Problem to work on = From the listing below, pull out the lines that hold "电源线为".

Information provided =

+===+

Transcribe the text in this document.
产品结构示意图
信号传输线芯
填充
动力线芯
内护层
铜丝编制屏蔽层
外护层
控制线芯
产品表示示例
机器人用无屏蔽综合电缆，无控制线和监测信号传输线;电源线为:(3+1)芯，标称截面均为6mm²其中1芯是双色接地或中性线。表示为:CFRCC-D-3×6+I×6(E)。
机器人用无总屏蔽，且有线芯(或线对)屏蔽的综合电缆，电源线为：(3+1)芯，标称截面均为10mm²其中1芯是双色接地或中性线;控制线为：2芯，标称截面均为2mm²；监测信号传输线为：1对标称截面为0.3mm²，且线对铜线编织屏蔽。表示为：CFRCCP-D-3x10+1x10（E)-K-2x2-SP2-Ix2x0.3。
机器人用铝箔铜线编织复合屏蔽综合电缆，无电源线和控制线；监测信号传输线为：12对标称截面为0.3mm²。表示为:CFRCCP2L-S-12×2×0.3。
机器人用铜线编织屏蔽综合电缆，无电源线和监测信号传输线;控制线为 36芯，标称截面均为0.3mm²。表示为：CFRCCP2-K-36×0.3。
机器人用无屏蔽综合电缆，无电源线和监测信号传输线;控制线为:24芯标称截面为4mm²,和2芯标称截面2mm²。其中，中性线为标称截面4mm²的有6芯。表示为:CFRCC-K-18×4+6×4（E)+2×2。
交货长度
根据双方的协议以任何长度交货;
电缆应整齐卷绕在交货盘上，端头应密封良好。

+===+

The answer =
机器人用无屏蔽综合电缆，无控制线和监测信号传输线;电源线为:(3+1)芯，标称截面均为6mm²其中1芯是双色接地或中性线。表示为:CFRCC-D-3×6+I×6(E)。
机器人用无总屏蔽，且有线芯(或线对)屏蔽的综合电缆，电源线为：(3+1)芯，标称截面均为10mm²其中1芯是双色接地或中性线;控制线为：2芯，标称截面均为2mm²；监测信号传输线为：1对标称截面为0.3mm²，且线对铜线编织屏蔽。表示为：CFRCCP-D-3x10+1x10（E)-K-2x2-SP2-Ix2x0.3。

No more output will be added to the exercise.